-------- Record extracts --------
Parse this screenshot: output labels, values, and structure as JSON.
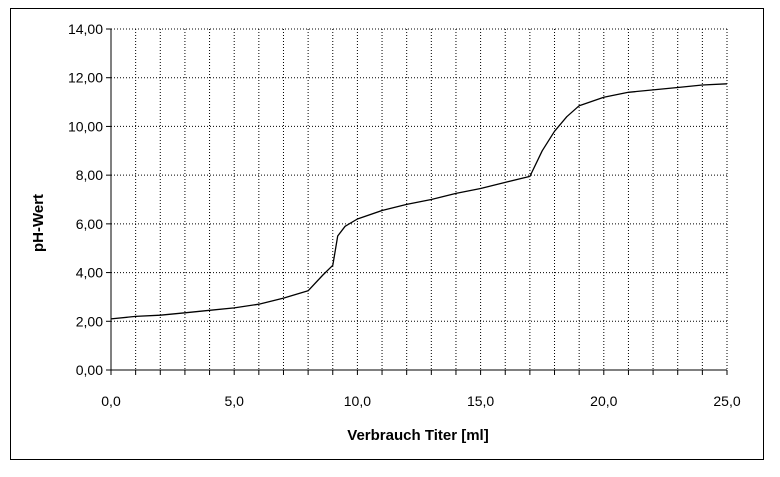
{
  "chart_data": {
    "type": "line",
    "xlabel": "Verbrauch Titer [ml]",
    "ylabel": "pH-Wert",
    "xlim": [
      0,
      25
    ],
    "ylim": [
      0,
      14
    ],
    "x_ticks": [
      0,
      1,
      2,
      3,
      4,
      5,
      6,
      7,
      8,
      9,
      10,
      11,
      12,
      13,
      14,
      15,
      16,
      17,
      18,
      19,
      20,
      21,
      22,
      23,
      24,
      25
    ],
    "x_tick_labels": [
      "0,0",
      "5,0",
      "10,0",
      "15,0",
      "20,0",
      "25,0"
    ],
    "x_tick_label_values": [
      0,
      5,
      10,
      15,
      20,
      25
    ],
    "y_ticks": [
      0,
      2,
      4,
      6,
      8,
      10,
      12,
      14
    ],
    "y_tick_labels": [
      "0,00",
      "2,00",
      "4,00",
      "6,00",
      "8,00",
      "10,00",
      "12,00",
      "14,00"
    ],
    "grid": true,
    "legend": false,
    "series": [
      {
        "color": "#000000",
        "points": [
          [
            0.0,
            2.1
          ],
          [
            1.0,
            2.2
          ],
          [
            2.0,
            2.25
          ],
          [
            3.0,
            2.35
          ],
          [
            4.0,
            2.45
          ],
          [
            5.0,
            2.55
          ],
          [
            6.0,
            2.7
          ],
          [
            7.0,
            2.95
          ],
          [
            8.0,
            3.25
          ],
          [
            8.6,
            3.9
          ],
          [
            9.0,
            4.3
          ],
          [
            9.2,
            5.5
          ],
          [
            9.5,
            5.9
          ],
          [
            10.0,
            6.2
          ],
          [
            11.0,
            6.55
          ],
          [
            12.0,
            6.8
          ],
          [
            13.0,
            7.0
          ],
          [
            14.0,
            7.25
          ],
          [
            15.0,
            7.45
          ],
          [
            16.0,
            7.7
          ],
          [
            17.0,
            7.95
          ],
          [
            17.5,
            9.0
          ],
          [
            18.0,
            9.8
          ],
          [
            18.5,
            10.4
          ],
          [
            19.0,
            10.85
          ],
          [
            20.0,
            11.2
          ],
          [
            21.0,
            11.4
          ],
          [
            22.0,
            11.5
          ],
          [
            23.0,
            11.6
          ],
          [
            24.0,
            11.7
          ],
          [
            25.0,
            11.75
          ]
        ]
      }
    ]
  }
}
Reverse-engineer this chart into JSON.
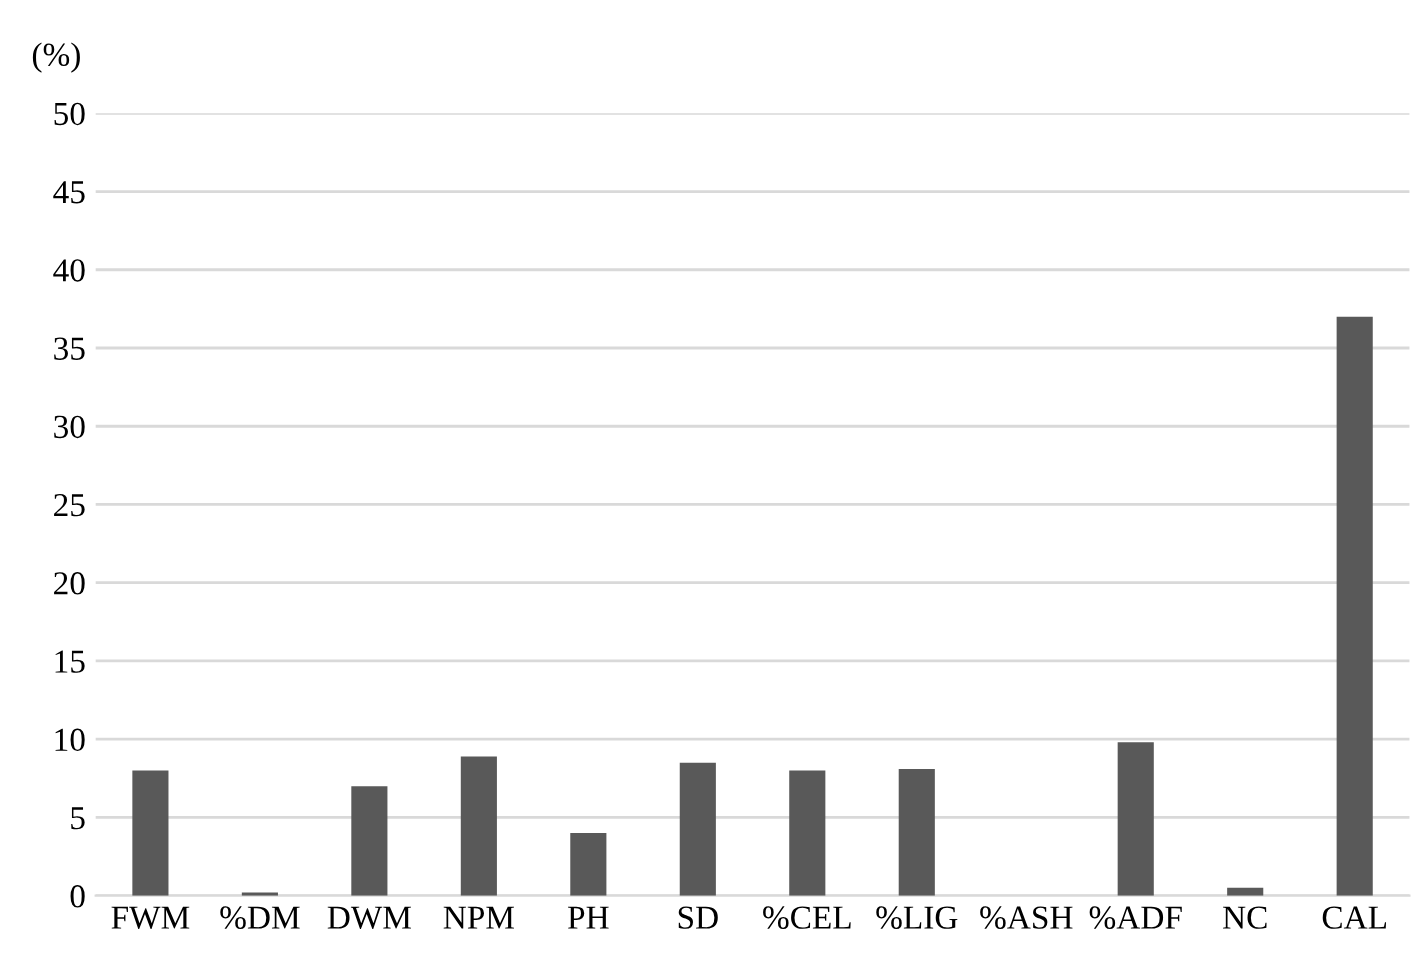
{
  "chart_data": {
    "type": "bar",
    "ylabel": "(%)",
    "categories": [
      "FWM",
      "%DM",
      "DWM",
      "NPM",
      "PH",
      "SD",
      "%CEL",
      "%LIG",
      "%ASH",
      "%ADF",
      "NC",
      "CAL"
    ],
    "values": [
      8,
      0.2,
      7,
      8.9,
      4,
      8.5,
      8,
      8.1,
      0,
      9.8,
      0.5,
      37
    ],
    "color": "#595959",
    "ylim": [
      0,
      50
    ],
    "yticks": [
      0,
      5,
      10,
      15,
      20,
      25,
      30,
      35,
      40,
      45,
      50
    ],
    "grid": "y",
    "legend": false
  }
}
--------
§ Given task: Pictures in the records above are not copied; print everything else exactly.

§ Solution:
Parse this screenshot: output labels, values, and structure as JSON.
{
  "chart_data": {
    "type": "line",
    "xlabel": "Verbrauch Titer [ml]",
    "ylabel": "pH-Wert",
    "xlim": [
      0,
      25
    ],
    "ylim": [
      0,
      14
    ],
    "x_ticks": [
      0,
      1,
      2,
      3,
      4,
      5,
      6,
      7,
      8,
      9,
      10,
      11,
      12,
      13,
      14,
      15,
      16,
      17,
      18,
      19,
      20,
      21,
      22,
      23,
      24,
      25
    ],
    "x_tick_labels": [
      "0,0",
      "5,0",
      "10,0",
      "15,0",
      "20,0",
      "25,0"
    ],
    "x_tick_label_values": [
      0,
      5,
      10,
      15,
      20,
      25
    ],
    "y_ticks": [
      0,
      2,
      4,
      6,
      8,
      10,
      12,
      14
    ],
    "y_tick_labels": [
      "0,00",
      "2,00",
      "4,00",
      "6,00",
      "8,00",
      "10,00",
      "12,00",
      "14,00"
    ],
    "grid": true,
    "legend": false,
    "series": [
      {
        "color": "#000000",
        "points": [
          [
            0.0,
            2.1
          ],
          [
            1.0,
            2.2
          ],
          [
            2.0,
            2.25
          ],
          [
            3.0,
            2.35
          ],
          [
            4.0,
            2.45
          ],
          [
            5.0,
            2.55
          ],
          [
            6.0,
            2.7
          ],
          [
            7.0,
            2.95
          ],
          [
            8.0,
            3.25
          ],
          [
            8.6,
            3.9
          ],
          [
            9.0,
            4.3
          ],
          [
            9.2,
            5.5
          ],
          [
            9.5,
            5.9
          ],
          [
            10.0,
            6.2
          ],
          [
            11.0,
            6.55
          ],
          [
            12.0,
            6.8
          ],
          [
            13.0,
            7.0
          ],
          [
            14.0,
            7.25
          ],
          [
            15.0,
            7.45
          ],
          [
            16.0,
            7.7
          ],
          [
            17.0,
            7.95
          ],
          [
            17.5,
            9.0
          ],
          [
            18.0,
            9.8
          ],
          [
            18.5,
            10.4
          ],
          [
            19.0,
            10.85
          ],
          [
            20.0,
            11.2
          ],
          [
            21.0,
            11.4
          ],
          [
            22.0,
            11.5
          ],
          [
            23.0,
            11.6
          ],
          [
            24.0,
            11.7
          ],
          [
            25.0,
            11.75
          ]
        ]
      }
    ]
  }
}
Reverse-engineer this chart into JSON.
{
  "chart_data": {
    "type": "bar",
    "ylabel": "(%)",
    "categories": [
      "FWM",
      "%DM",
      "DWM",
      "NPM",
      "PH",
      "SD",
      "%CEL",
      "%LIG",
      "%ASH",
      "%ADF",
      "NC",
      "CAL"
    ],
    "values": [
      8,
      0.2,
      7,
      8.9,
      4,
      8.5,
      8,
      8.1,
      0,
      9.8,
      0.5,
      37
    ],
    "color": "#595959",
    "ylim": [
      0,
      50
    ],
    "yticks": [
      0,
      5,
      10,
      15,
      20,
      25,
      30,
      35,
      40,
      45,
      50
    ],
    "grid": "y",
    "legend": false
  }
}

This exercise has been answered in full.